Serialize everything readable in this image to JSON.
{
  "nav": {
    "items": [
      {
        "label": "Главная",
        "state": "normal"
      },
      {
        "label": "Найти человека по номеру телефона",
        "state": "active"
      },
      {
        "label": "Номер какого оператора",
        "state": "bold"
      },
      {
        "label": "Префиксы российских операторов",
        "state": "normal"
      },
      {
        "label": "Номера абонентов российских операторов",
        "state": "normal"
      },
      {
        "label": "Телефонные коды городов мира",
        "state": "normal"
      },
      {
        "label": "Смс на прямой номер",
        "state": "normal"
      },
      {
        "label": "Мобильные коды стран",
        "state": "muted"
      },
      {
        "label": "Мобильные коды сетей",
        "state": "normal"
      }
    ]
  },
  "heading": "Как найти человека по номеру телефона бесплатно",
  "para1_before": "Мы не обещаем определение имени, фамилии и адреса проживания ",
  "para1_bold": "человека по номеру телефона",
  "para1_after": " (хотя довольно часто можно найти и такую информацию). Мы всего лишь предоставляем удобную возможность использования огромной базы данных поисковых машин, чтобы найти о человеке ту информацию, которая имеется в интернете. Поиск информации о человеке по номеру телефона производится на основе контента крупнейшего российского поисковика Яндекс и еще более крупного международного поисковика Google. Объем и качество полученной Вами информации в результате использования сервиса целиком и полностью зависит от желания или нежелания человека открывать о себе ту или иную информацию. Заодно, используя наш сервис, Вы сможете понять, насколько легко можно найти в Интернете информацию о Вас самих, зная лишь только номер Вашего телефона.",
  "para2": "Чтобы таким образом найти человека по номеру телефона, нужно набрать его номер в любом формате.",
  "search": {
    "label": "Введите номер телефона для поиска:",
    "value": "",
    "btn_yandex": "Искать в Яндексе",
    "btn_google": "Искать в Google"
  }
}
☆ ☆ ☆
* **Given task**:
Show every line where the string "операторов" appears.

* **Answer to the task**:
        "label": "Префиксы российских операторов",
        "label": "Номера абонентов российских операторов",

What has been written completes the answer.